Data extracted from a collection
┌──
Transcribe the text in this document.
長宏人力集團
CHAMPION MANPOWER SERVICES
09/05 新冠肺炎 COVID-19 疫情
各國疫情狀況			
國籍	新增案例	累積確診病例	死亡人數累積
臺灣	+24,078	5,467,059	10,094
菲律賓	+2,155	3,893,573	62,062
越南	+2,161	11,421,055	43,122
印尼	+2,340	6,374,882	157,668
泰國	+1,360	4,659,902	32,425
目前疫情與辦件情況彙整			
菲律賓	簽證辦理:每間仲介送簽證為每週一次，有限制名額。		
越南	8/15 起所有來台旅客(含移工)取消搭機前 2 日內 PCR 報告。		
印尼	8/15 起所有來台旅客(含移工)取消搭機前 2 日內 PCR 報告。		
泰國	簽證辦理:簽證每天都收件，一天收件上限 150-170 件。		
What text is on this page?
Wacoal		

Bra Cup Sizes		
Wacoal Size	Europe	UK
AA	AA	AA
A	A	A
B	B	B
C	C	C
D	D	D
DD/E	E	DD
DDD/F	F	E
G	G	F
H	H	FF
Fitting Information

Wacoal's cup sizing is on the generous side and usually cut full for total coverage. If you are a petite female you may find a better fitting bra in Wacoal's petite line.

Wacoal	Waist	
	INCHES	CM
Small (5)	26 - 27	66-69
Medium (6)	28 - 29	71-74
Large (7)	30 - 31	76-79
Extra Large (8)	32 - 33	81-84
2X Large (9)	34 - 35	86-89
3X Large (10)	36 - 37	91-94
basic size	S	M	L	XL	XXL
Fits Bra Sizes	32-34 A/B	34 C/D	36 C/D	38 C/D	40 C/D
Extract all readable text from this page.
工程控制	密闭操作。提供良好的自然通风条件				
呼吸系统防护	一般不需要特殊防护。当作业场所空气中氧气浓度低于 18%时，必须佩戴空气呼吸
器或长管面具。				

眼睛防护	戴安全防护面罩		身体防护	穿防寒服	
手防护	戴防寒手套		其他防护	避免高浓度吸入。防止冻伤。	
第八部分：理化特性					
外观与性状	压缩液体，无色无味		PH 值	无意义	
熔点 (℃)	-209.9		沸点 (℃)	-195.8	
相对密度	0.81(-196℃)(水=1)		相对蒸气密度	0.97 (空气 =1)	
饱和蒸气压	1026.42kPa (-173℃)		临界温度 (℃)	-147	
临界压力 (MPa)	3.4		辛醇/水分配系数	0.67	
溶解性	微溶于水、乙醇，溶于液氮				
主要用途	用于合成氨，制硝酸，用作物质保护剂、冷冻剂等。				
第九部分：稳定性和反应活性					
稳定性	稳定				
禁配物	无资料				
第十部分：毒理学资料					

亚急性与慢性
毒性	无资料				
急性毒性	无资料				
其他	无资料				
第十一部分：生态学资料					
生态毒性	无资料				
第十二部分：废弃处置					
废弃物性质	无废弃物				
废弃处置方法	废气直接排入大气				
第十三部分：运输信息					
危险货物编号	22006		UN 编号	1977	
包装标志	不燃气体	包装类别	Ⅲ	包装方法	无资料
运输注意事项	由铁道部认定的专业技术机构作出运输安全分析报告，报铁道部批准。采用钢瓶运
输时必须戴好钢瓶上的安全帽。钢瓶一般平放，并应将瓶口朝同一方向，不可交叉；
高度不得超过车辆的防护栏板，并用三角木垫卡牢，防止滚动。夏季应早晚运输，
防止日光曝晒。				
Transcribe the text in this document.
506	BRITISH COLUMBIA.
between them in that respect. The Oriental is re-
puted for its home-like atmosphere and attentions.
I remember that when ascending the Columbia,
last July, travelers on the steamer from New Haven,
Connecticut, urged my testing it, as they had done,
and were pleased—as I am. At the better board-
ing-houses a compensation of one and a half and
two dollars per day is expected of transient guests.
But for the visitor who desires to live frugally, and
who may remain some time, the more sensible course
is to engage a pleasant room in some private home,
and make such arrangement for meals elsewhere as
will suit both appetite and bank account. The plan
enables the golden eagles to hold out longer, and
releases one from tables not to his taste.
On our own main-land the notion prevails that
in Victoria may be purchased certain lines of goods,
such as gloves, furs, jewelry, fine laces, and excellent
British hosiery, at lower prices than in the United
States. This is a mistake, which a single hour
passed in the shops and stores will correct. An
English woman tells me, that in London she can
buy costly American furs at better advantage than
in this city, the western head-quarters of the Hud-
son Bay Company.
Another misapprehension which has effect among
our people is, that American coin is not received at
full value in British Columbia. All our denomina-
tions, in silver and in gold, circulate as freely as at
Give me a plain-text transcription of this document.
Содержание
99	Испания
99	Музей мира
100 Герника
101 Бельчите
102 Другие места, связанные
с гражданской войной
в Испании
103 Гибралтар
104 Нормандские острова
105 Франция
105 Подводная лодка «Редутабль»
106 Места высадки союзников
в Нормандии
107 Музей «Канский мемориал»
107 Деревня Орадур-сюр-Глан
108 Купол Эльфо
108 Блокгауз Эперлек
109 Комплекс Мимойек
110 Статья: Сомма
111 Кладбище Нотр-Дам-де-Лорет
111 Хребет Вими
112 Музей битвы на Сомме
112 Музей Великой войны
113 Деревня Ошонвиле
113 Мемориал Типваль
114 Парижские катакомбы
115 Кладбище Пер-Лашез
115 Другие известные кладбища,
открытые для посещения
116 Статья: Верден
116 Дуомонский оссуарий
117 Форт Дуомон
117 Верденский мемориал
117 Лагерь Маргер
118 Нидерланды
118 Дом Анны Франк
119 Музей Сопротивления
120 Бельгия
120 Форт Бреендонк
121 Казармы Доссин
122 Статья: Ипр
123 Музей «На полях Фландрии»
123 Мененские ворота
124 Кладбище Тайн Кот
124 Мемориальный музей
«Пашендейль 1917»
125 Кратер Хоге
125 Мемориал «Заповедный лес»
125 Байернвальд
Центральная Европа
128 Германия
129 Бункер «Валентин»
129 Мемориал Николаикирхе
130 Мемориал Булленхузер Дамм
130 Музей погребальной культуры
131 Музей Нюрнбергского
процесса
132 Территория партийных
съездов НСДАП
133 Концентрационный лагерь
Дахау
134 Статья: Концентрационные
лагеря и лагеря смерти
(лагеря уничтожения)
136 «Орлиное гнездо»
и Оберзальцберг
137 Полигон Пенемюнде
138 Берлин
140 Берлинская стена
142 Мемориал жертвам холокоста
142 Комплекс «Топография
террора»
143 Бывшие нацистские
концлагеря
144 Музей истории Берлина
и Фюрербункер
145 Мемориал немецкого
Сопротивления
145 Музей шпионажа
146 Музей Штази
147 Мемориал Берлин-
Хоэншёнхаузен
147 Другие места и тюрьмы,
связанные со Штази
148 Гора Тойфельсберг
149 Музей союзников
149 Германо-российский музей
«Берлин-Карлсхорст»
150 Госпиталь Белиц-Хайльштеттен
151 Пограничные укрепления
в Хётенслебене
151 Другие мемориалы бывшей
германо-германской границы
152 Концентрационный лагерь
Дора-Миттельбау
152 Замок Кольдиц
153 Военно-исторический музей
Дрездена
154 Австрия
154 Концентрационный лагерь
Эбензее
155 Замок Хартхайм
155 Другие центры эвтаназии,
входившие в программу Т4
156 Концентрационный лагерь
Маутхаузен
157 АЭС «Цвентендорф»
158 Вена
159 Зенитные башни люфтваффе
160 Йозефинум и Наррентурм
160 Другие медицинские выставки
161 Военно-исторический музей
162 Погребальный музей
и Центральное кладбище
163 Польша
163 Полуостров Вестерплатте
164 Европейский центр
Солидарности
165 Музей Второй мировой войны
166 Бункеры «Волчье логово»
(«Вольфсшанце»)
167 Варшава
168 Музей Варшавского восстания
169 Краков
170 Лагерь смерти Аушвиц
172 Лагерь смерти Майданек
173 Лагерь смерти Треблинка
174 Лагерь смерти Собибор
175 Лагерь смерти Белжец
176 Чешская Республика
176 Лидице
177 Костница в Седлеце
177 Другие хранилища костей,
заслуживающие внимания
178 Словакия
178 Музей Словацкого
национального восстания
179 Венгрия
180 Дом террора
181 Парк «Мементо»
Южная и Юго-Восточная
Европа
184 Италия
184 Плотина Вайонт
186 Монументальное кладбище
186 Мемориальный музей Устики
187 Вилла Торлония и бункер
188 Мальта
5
└──
- Written exercise -
Copy each line above that contains the string "簽證辦理".

- Answer to this task -
菲律賓	簽證辦理:每間仲介送簽證為每週一次，有限制名額。		
泰國	簽證辦理:簽證每天都收件，一天收件上限 150-170 件。		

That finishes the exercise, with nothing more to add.